AIM OF THE EXERCISE - Present the rows from the start through the line containing "notes-prefix: You may" as a Markdown table with the columns Index and Line. Number each row and leave out blank lines.

=-=-=

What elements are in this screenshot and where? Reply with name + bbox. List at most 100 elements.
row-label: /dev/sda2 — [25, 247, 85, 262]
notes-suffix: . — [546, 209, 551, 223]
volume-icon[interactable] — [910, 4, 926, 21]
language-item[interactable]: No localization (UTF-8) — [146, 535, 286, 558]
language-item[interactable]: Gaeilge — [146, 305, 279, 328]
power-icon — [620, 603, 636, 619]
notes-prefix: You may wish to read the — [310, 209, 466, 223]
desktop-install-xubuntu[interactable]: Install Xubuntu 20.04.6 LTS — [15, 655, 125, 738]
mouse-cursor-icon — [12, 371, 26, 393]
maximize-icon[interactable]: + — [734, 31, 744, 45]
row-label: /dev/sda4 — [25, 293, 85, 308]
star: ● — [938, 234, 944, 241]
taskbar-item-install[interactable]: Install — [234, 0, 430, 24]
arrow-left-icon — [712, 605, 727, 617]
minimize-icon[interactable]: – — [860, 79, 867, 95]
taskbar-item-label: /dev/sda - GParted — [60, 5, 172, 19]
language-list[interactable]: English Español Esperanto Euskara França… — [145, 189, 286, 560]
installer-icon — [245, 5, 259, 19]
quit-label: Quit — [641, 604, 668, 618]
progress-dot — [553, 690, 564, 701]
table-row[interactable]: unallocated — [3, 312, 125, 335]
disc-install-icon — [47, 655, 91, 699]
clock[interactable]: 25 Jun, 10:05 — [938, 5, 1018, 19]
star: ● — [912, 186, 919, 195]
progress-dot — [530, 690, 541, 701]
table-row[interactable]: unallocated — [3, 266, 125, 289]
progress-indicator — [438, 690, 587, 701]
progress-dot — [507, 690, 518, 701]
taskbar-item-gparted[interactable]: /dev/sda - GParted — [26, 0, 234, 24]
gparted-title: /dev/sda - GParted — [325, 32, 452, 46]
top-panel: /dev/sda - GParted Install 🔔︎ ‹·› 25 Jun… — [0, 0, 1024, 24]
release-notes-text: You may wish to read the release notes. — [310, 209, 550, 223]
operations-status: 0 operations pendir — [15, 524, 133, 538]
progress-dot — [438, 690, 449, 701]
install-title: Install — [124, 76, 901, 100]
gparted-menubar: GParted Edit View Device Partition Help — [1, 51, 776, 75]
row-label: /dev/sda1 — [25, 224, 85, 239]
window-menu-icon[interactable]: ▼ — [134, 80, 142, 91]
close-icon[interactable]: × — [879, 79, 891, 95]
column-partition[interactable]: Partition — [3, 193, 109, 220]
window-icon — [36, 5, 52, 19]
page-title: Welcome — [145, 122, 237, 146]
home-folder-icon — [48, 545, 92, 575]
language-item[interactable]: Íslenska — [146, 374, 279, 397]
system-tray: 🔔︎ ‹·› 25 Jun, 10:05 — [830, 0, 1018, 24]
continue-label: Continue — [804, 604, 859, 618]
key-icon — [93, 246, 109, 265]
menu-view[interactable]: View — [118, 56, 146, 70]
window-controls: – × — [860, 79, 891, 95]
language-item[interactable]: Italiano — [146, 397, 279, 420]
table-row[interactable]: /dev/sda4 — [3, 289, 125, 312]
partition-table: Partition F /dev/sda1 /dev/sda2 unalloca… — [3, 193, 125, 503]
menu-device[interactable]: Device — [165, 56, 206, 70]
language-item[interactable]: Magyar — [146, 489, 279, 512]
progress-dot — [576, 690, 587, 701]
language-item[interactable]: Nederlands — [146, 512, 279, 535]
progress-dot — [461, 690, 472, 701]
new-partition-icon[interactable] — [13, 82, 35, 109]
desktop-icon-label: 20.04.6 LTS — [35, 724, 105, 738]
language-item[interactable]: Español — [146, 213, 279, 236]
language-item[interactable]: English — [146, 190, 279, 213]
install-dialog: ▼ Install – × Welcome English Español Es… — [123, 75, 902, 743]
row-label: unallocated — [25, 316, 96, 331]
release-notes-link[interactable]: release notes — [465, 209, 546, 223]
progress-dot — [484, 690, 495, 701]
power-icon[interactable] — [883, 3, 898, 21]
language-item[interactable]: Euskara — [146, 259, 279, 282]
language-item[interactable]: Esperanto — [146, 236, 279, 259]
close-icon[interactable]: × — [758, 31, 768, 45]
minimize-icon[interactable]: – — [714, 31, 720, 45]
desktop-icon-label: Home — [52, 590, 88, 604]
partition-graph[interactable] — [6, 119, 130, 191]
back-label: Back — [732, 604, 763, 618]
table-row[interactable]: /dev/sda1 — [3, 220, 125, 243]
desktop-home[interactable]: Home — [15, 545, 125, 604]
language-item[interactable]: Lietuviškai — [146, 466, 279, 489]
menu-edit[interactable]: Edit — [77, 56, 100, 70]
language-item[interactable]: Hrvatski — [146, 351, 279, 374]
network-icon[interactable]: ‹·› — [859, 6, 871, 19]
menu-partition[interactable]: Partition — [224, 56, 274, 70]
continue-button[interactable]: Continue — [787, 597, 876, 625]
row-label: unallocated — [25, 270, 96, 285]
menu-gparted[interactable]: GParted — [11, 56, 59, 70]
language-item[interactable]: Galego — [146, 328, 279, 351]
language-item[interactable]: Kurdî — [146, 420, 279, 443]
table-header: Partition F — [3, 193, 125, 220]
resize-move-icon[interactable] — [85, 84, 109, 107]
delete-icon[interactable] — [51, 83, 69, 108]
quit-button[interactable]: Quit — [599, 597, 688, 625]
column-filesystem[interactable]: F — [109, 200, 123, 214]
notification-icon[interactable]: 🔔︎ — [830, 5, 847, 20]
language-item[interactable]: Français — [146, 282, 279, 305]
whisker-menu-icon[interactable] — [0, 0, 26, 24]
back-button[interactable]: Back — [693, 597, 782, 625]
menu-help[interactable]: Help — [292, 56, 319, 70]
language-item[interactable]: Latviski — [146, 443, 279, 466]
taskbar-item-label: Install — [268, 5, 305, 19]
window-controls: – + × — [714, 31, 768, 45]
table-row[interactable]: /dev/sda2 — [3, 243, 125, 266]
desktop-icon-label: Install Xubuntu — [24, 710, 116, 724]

=-=-=

ANSWER FOR THE TASK -
| Index | Line |
|---|---|
| 1 | What elements are in this screenshot and where? Reply with name + bbox. List at most 100 elements. |
| 2 | row-label: /dev/sda2 — [25, 247, 85, 262] |
| 3 | notes-suffix: . — [546, 209, 551, 223] |
| 4 | volume-icon[interactable] — [910, 4, 926, 21] |
| 5 | language-item[interactable]: No localization (UTF-8) — [146, 535, 286, 558] |
| 6 | language-item[interactable]: Gaeilge — [146, 305, 279, 328] |
| 7 | power-icon — [620, 603, 636, 619] |
| 8 | notes-prefix: You may wish to read the — [310, 209, 466, 223] |